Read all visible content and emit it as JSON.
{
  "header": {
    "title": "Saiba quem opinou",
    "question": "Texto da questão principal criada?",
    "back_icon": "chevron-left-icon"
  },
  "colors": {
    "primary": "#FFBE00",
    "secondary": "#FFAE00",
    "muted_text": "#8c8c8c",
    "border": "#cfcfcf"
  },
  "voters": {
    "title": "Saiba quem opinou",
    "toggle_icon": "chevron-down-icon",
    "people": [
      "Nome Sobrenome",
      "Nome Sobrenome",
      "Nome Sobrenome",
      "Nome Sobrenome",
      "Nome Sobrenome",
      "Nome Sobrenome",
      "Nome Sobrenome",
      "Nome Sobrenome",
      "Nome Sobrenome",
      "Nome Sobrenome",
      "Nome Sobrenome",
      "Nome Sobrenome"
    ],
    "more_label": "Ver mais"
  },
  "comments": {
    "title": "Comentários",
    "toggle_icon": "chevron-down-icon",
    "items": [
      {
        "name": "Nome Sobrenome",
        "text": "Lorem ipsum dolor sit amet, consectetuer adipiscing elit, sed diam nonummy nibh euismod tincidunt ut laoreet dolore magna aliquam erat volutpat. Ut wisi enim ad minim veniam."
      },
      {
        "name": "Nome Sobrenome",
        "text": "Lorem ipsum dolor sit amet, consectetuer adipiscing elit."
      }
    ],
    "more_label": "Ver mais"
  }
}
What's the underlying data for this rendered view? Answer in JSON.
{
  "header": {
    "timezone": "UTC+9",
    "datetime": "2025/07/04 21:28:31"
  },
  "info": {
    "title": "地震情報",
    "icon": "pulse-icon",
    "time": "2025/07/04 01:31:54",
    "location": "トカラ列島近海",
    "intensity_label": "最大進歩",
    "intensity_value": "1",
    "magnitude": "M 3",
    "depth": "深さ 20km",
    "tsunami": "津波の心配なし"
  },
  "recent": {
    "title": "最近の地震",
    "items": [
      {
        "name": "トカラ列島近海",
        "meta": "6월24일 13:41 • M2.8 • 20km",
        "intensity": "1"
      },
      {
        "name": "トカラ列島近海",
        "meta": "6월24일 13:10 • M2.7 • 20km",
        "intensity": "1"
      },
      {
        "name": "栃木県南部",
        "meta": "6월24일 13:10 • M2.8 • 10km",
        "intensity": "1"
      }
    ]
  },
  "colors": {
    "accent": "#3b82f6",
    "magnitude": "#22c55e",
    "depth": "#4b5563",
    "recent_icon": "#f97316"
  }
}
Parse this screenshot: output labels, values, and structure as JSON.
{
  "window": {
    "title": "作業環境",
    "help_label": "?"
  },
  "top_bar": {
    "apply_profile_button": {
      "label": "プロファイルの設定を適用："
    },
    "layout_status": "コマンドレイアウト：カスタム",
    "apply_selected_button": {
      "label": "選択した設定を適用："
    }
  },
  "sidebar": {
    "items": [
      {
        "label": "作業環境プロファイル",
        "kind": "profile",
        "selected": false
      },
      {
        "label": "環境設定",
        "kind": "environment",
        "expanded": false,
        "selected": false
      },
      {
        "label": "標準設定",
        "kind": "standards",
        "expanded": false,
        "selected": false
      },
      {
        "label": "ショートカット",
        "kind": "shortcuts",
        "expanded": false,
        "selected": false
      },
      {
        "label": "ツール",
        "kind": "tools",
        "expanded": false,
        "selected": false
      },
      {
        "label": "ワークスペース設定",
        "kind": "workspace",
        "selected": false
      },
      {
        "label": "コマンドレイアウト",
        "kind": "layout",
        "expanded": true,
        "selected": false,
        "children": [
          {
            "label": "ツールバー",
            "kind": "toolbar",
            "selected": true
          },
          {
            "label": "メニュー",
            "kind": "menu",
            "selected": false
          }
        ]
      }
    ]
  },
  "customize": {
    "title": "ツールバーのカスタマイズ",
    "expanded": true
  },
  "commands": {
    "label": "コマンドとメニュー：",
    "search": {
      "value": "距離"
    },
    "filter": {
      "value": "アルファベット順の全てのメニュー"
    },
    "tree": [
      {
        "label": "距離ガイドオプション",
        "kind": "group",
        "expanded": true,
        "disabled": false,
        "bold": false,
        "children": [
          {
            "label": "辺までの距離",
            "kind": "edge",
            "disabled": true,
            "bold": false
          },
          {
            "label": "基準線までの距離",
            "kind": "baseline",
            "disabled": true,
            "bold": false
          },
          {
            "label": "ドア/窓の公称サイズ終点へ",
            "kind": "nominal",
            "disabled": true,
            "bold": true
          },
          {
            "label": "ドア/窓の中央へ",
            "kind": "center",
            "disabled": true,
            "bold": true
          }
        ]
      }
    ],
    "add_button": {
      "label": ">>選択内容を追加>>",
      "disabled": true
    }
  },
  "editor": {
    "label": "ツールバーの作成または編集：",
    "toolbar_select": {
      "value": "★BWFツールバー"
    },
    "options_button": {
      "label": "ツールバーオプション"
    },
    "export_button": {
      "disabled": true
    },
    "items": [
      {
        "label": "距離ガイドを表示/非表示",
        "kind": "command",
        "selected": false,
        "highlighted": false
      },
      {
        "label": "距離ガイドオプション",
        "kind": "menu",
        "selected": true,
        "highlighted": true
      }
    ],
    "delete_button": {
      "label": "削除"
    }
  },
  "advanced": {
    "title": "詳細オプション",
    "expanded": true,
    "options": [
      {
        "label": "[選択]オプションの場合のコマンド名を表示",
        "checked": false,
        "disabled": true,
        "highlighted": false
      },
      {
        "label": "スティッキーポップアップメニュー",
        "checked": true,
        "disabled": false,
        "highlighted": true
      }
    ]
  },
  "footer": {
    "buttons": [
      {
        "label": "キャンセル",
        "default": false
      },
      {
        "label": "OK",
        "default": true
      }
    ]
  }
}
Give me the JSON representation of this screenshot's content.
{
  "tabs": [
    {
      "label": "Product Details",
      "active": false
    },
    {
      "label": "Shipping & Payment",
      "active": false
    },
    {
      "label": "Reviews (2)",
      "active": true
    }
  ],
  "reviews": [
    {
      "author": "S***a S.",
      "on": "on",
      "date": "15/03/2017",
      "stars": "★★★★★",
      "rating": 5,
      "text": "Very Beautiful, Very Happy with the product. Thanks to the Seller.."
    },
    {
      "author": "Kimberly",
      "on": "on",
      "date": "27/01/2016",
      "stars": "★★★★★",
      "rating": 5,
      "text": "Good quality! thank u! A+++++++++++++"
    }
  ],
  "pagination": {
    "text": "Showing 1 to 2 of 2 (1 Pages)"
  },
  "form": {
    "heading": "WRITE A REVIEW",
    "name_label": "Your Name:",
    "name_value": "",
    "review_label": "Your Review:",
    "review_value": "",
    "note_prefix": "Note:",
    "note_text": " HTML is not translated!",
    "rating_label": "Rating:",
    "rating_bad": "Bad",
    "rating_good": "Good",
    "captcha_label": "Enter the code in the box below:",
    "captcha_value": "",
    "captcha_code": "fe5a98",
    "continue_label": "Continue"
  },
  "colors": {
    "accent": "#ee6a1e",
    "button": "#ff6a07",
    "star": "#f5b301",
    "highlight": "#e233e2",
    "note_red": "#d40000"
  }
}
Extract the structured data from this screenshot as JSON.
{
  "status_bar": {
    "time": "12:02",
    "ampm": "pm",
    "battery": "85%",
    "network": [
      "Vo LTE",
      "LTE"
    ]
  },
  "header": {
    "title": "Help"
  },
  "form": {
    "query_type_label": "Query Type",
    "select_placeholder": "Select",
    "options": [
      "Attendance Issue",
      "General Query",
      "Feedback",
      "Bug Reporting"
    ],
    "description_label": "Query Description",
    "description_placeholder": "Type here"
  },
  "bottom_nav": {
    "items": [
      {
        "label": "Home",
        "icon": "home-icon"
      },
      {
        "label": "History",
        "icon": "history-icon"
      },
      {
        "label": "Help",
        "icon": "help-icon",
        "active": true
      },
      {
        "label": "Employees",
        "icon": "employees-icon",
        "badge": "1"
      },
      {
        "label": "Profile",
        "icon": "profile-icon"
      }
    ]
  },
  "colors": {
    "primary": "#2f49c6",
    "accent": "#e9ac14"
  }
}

***

**TASK REQUIREMENTS:** Write out exactly the lines starting with the one that holds "Extract the structured" and running through the last line above.

**OUTPUT:**
Extract the structured data from this screenshot as JSON.
{
  "status_bar": {
    "time": "12:02",
    "ampm": "pm",
    "battery": "85%",
    "network": [
      "Vo LTE",
      "LTE"
    ]
  },
  "header": {
    "title": "Help"
  },
  "form": {
    "query_type_label": "Query Type",
    "select_placeholder": "Select",
    "options": [
      "Attendance Issue",
      "General Query",
      "Feedback",
      "Bug Reporting"
    ],
    "description_label": "Query Description",
    "description_placeholder": "Type here"
  },
  "bottom_nav": {
    "items": [
      {
        "label": "Home",
        "icon": "home-icon"
      },
      {
        "label": "History",
        "icon": "history-icon"
      },
      {
        "label": "Help",
        "icon": "help-icon",
        "active": true
      },
      {
        "label": "Employees",
        "icon": "employees-icon",
        "badge": "1"
      },
      {
        "label": "Profile",
        "icon": "profile-icon"
      }
    ]
  },
  "colors": {
    "primary": "#2f49c6",
    "accent": "#e9ac14"
  }
}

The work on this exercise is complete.